• _Exercise data_
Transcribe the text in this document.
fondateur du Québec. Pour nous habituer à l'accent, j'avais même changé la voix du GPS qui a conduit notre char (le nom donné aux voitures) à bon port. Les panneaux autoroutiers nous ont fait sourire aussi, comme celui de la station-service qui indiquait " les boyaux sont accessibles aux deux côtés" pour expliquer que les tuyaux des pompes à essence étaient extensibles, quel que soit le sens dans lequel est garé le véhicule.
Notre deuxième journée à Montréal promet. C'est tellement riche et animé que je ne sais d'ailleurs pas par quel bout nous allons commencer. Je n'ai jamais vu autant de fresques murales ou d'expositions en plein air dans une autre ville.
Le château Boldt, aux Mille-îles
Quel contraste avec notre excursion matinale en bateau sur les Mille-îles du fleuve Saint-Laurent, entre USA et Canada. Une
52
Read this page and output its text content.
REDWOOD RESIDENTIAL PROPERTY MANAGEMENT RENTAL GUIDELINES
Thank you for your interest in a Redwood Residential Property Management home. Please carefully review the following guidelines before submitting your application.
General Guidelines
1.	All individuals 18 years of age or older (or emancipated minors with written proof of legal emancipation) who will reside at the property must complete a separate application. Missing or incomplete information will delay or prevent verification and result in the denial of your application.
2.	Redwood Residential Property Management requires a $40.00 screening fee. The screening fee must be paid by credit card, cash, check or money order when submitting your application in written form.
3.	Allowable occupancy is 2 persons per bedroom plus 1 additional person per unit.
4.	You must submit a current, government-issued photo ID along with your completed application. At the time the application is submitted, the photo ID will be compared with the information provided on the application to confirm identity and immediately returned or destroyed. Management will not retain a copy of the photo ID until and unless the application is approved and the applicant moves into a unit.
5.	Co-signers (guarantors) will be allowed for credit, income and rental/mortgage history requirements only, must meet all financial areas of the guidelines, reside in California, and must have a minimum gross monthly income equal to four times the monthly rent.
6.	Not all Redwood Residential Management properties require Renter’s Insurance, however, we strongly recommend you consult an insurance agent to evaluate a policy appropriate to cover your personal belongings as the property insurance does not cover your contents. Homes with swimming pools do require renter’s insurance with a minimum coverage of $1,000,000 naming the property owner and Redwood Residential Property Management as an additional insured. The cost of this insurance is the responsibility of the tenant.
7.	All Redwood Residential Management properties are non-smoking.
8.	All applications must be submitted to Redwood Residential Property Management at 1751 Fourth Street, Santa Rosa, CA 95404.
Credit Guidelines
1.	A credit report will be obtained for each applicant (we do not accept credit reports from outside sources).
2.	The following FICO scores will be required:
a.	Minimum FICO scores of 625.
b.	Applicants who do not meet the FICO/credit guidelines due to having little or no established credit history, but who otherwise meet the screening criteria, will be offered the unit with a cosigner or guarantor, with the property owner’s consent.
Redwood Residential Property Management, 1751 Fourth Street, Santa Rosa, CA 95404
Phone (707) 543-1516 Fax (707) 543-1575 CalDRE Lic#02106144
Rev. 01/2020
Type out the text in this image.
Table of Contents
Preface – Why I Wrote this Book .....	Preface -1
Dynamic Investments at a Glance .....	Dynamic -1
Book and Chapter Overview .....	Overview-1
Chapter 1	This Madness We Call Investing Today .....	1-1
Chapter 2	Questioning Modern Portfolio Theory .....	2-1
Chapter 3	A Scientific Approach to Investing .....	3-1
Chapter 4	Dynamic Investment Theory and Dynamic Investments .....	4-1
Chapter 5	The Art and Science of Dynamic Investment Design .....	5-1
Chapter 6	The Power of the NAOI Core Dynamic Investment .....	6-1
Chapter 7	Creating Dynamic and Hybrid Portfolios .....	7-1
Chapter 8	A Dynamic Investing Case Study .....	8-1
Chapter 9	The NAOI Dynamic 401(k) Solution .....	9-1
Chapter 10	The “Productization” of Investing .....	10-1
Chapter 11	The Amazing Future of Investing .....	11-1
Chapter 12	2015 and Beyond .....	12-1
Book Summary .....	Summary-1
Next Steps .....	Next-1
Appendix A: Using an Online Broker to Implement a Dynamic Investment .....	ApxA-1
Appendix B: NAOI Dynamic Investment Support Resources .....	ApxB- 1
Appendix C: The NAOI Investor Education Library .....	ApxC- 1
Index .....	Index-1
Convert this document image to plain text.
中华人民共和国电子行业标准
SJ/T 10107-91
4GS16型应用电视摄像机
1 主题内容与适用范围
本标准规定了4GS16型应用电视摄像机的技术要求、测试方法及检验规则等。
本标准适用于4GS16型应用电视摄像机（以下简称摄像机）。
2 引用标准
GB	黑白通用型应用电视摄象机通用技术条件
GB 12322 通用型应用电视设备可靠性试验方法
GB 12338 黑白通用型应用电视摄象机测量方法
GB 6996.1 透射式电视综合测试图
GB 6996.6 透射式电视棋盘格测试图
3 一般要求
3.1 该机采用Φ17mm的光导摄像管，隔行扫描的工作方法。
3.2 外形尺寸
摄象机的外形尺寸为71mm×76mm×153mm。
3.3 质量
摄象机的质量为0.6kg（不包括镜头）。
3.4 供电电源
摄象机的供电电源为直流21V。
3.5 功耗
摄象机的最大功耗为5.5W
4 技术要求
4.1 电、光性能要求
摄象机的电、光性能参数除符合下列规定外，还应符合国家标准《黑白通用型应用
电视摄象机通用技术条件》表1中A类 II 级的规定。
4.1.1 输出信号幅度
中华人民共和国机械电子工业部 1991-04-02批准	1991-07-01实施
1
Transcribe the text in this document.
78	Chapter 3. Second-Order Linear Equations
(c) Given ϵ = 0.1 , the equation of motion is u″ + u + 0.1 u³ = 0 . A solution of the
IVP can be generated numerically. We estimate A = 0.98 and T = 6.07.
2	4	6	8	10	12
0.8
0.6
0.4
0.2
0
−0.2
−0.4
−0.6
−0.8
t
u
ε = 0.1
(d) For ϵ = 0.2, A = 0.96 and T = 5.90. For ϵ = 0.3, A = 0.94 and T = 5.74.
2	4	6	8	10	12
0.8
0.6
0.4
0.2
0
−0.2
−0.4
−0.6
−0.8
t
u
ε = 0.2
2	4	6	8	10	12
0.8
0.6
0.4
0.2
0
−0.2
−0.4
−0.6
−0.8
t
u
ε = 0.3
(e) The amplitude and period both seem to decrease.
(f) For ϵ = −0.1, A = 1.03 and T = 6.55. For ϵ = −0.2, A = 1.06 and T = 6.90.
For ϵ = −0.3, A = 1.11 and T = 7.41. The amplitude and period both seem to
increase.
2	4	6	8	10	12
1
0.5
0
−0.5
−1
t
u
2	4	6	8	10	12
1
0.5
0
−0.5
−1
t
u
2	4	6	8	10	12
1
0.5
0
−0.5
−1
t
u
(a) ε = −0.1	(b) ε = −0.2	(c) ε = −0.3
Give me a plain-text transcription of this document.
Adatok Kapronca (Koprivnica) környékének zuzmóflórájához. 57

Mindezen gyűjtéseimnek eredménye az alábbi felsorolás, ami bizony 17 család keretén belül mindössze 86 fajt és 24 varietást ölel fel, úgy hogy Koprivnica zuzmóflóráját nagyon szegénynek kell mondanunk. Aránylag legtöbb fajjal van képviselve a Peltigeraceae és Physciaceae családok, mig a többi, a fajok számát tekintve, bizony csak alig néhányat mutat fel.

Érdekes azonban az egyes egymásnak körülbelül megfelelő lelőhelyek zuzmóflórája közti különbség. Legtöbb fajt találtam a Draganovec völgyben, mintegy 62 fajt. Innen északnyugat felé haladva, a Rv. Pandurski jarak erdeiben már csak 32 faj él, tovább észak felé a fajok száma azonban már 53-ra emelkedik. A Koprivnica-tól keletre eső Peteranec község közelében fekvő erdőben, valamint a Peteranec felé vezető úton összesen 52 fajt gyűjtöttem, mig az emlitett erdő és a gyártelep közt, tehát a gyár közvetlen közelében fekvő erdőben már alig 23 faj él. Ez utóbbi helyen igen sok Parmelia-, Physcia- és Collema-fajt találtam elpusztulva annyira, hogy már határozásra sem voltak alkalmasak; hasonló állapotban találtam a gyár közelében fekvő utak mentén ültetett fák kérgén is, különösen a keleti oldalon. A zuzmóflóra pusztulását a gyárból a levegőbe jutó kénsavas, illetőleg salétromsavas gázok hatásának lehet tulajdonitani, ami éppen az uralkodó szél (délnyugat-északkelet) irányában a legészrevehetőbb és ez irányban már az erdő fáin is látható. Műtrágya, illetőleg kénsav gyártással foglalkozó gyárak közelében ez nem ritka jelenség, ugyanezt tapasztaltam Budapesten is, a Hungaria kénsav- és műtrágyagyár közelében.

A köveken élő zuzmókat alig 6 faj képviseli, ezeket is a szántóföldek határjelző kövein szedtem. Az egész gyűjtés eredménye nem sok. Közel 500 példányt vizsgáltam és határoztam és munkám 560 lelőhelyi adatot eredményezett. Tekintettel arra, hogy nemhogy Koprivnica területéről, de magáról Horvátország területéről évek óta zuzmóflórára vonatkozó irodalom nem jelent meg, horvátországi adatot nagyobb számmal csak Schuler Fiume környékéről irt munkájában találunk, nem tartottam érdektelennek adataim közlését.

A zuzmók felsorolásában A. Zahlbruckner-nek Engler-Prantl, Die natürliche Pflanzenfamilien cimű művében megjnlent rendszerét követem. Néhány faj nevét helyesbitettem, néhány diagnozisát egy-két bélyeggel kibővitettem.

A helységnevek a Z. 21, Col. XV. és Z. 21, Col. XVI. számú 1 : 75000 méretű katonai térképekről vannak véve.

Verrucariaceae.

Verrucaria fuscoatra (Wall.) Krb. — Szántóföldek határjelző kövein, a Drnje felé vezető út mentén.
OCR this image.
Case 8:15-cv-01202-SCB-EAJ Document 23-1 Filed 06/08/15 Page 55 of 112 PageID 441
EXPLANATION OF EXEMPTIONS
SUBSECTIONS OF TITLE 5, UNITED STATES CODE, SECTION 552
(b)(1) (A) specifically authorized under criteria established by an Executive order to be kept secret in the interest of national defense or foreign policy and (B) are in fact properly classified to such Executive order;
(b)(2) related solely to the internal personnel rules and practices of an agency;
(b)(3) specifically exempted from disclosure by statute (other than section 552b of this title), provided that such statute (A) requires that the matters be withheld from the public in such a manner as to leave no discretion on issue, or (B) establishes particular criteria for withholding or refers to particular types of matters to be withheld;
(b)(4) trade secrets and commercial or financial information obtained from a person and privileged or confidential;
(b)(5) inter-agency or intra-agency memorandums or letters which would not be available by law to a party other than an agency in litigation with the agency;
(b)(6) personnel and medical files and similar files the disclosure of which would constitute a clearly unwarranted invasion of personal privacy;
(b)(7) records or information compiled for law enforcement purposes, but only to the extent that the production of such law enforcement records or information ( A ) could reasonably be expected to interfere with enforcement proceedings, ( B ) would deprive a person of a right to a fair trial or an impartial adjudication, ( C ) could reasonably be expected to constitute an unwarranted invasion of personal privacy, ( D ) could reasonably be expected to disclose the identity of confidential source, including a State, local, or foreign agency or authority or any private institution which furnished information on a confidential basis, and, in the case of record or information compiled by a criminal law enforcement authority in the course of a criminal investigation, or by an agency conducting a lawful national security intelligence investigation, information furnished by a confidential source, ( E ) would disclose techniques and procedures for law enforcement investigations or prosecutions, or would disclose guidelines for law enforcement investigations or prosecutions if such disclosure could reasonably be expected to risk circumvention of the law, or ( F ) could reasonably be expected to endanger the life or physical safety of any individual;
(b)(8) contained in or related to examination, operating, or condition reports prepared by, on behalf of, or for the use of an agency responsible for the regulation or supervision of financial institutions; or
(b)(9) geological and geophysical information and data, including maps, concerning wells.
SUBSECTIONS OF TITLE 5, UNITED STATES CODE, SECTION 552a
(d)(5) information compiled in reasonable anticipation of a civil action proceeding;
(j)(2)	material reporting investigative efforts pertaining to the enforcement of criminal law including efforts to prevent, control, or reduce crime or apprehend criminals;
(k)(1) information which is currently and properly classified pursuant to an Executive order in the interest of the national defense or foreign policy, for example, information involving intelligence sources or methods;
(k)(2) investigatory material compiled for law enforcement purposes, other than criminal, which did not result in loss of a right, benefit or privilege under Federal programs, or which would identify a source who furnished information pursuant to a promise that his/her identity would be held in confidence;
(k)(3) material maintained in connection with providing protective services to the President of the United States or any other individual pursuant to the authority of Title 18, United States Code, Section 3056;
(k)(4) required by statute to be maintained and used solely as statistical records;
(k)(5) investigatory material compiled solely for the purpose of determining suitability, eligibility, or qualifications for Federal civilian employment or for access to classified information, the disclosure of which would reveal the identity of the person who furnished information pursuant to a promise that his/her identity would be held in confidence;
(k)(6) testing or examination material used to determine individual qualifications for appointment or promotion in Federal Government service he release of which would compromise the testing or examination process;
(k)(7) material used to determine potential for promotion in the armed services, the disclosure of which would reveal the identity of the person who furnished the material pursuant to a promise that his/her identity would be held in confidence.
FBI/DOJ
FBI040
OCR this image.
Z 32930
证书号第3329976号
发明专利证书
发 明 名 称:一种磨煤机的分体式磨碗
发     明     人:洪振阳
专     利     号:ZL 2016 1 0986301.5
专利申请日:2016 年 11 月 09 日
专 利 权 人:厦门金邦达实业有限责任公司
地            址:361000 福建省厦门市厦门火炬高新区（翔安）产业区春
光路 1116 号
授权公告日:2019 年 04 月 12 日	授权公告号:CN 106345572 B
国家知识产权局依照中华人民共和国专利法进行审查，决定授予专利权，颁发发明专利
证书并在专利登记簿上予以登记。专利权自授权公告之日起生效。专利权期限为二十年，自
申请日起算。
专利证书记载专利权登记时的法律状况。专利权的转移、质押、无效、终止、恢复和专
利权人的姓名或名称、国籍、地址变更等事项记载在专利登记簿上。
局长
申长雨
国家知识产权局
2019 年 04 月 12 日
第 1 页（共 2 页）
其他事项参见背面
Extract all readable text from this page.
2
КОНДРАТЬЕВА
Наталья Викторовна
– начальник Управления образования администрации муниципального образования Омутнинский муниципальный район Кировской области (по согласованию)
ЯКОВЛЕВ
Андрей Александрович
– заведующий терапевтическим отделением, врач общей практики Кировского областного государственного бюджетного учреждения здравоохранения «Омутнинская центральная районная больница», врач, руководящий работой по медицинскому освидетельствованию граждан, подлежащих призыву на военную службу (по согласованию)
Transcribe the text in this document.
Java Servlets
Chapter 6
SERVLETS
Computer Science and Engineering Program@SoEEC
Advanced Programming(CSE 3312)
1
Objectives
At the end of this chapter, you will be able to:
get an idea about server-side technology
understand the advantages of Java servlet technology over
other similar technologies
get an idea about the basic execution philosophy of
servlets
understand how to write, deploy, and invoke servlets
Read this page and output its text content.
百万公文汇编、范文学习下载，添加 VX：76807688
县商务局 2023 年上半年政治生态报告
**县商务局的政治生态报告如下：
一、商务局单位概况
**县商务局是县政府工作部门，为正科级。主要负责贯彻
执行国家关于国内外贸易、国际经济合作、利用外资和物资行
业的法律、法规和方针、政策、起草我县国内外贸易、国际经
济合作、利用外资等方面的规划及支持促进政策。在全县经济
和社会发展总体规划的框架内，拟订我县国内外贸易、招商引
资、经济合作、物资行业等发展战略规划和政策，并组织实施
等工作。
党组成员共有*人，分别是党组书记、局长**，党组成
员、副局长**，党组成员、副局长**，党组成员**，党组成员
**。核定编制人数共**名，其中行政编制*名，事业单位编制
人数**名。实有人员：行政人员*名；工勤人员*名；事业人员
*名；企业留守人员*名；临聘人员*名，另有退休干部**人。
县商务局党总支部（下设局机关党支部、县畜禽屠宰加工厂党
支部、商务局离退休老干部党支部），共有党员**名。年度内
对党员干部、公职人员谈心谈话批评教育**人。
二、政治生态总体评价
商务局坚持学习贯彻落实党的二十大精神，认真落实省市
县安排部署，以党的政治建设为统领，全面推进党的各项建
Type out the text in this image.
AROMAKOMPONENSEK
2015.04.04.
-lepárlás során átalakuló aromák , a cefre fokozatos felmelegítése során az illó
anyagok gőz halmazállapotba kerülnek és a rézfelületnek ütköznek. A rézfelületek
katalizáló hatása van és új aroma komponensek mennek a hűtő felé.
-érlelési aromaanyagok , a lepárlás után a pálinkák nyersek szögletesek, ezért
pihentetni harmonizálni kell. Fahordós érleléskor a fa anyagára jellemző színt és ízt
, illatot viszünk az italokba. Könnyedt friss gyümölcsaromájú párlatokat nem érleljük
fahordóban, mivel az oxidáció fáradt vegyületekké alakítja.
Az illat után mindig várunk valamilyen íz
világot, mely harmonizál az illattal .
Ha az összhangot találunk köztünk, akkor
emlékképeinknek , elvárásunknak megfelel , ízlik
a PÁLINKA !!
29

• _What you need to do_
Tally the lines in the records above that contain the word "îles", and give only that number.

• _Task response_
2